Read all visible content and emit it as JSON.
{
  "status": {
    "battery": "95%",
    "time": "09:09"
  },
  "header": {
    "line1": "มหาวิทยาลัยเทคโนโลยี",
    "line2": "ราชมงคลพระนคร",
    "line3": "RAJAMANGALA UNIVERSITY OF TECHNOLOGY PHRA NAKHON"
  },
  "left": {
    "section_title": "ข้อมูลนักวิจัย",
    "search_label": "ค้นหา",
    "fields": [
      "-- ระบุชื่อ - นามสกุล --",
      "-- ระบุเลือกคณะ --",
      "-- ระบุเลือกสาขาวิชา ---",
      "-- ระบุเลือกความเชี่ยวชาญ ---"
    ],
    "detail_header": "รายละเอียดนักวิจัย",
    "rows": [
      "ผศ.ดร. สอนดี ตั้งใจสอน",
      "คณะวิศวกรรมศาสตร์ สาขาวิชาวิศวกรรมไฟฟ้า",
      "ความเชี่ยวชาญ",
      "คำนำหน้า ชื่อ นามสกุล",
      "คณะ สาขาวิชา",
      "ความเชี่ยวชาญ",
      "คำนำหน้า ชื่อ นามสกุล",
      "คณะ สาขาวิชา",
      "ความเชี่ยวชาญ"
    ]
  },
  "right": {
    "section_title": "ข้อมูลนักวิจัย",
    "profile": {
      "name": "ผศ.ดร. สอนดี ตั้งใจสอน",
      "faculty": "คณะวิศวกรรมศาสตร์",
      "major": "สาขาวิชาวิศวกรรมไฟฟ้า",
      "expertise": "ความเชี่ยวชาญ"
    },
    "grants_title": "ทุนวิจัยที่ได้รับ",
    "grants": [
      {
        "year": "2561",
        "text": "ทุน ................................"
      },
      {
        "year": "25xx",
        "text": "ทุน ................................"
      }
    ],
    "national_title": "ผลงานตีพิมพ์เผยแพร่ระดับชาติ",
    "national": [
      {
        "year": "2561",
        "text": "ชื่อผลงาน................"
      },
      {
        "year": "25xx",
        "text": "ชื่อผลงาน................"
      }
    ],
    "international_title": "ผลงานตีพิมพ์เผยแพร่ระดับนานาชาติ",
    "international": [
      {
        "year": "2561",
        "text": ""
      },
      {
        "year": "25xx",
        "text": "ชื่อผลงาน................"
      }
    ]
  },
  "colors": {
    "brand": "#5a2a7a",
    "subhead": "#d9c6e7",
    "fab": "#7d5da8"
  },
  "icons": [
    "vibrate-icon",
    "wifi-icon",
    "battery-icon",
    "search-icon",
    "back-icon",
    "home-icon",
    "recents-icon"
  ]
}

...

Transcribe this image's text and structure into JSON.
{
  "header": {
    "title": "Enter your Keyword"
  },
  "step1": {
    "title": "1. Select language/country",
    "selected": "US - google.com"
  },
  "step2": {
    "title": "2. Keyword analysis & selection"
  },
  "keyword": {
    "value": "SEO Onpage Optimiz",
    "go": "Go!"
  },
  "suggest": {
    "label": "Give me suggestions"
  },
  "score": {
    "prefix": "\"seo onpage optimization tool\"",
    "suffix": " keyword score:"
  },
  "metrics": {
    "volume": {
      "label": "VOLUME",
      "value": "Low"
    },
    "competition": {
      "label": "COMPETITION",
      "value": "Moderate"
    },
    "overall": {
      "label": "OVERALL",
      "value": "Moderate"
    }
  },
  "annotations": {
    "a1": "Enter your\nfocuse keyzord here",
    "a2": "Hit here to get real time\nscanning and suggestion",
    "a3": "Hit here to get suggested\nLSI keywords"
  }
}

* * *

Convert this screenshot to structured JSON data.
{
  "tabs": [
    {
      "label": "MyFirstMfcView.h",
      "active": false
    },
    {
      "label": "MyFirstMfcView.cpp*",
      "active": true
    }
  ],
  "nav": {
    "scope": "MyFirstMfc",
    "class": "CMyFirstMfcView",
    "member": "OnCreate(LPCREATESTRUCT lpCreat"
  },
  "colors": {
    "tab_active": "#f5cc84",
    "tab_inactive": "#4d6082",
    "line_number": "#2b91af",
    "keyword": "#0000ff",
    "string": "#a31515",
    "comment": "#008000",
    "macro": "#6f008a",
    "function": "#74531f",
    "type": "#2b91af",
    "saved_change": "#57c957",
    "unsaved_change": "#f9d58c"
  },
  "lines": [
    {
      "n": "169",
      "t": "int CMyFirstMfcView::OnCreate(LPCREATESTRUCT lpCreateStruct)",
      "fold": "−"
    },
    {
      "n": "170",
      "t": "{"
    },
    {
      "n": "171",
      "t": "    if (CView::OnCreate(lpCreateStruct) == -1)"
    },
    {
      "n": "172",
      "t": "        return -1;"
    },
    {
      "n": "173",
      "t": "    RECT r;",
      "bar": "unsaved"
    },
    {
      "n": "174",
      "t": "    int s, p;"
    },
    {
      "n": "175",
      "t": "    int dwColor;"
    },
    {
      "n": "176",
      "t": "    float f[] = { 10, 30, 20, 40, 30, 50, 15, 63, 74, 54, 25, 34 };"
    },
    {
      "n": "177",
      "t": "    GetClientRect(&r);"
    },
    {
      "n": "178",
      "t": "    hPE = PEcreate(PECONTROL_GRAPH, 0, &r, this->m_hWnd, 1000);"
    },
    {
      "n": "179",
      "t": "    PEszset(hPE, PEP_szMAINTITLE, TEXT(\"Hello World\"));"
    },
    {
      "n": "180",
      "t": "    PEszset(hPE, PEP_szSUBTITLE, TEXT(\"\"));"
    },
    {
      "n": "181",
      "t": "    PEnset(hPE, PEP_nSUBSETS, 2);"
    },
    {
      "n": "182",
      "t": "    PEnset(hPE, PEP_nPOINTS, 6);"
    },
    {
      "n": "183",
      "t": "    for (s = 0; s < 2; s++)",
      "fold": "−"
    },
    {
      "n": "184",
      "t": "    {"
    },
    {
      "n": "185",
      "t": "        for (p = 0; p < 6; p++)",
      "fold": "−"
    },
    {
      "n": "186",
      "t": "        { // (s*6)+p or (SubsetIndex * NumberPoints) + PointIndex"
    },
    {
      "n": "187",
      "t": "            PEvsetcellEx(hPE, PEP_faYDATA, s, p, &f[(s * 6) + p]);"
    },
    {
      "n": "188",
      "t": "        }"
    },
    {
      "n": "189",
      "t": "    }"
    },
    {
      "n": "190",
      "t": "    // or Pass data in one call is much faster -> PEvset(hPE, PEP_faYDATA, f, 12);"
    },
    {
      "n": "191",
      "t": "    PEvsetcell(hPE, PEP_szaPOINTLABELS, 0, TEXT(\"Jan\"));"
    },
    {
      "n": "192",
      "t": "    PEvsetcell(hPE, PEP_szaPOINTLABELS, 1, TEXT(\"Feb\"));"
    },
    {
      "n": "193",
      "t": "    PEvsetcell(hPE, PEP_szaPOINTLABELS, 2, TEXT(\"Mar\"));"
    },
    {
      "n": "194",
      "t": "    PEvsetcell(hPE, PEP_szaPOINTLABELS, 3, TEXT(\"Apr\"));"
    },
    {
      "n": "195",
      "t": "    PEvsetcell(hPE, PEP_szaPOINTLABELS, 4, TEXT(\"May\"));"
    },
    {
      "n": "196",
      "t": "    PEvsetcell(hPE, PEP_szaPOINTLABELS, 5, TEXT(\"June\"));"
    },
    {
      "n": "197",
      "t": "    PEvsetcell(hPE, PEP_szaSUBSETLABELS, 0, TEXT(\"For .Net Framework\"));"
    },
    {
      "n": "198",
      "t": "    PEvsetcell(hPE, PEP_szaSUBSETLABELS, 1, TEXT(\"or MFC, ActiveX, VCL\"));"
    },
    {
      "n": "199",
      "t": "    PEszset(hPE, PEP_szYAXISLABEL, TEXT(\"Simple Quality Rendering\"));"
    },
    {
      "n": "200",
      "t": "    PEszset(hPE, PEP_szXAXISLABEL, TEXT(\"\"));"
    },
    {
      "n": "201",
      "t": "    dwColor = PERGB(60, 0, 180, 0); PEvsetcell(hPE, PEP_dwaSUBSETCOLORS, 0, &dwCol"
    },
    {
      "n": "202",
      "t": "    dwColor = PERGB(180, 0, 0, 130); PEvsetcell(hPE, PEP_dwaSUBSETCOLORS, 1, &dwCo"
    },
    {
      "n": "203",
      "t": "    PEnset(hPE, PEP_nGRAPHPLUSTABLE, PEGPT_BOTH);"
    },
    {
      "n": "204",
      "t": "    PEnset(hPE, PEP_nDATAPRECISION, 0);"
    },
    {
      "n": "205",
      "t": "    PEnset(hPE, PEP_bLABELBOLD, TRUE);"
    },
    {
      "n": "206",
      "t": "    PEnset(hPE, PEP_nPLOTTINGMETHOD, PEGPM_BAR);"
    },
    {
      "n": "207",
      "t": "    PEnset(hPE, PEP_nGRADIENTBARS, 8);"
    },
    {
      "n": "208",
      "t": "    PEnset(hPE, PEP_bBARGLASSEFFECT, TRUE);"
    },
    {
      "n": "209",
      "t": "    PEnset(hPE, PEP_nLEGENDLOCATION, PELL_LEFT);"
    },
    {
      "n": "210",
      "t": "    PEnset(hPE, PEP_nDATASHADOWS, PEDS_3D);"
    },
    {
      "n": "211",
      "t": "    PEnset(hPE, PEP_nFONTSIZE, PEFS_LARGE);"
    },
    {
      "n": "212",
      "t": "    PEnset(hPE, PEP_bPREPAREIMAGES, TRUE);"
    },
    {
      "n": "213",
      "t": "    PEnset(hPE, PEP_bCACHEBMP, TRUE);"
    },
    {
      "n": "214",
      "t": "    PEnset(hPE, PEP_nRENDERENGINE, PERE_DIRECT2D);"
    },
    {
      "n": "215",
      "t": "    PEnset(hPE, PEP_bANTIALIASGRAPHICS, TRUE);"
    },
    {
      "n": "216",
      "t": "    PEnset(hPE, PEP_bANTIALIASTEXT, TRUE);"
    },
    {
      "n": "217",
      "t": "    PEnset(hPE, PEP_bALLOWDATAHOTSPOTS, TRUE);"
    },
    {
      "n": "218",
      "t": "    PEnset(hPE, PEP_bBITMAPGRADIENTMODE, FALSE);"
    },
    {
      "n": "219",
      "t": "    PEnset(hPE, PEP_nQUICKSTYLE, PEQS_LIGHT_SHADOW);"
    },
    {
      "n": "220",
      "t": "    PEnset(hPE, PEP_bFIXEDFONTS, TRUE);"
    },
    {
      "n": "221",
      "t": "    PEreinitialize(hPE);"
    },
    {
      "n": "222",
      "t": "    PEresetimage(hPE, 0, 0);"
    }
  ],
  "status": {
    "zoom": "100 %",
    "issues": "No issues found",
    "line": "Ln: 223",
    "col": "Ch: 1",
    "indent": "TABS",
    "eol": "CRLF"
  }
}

● **Goal of the exercise**
Say how many lines in the records hold "สอนด", with the number as the whole reply.

● **In response**
2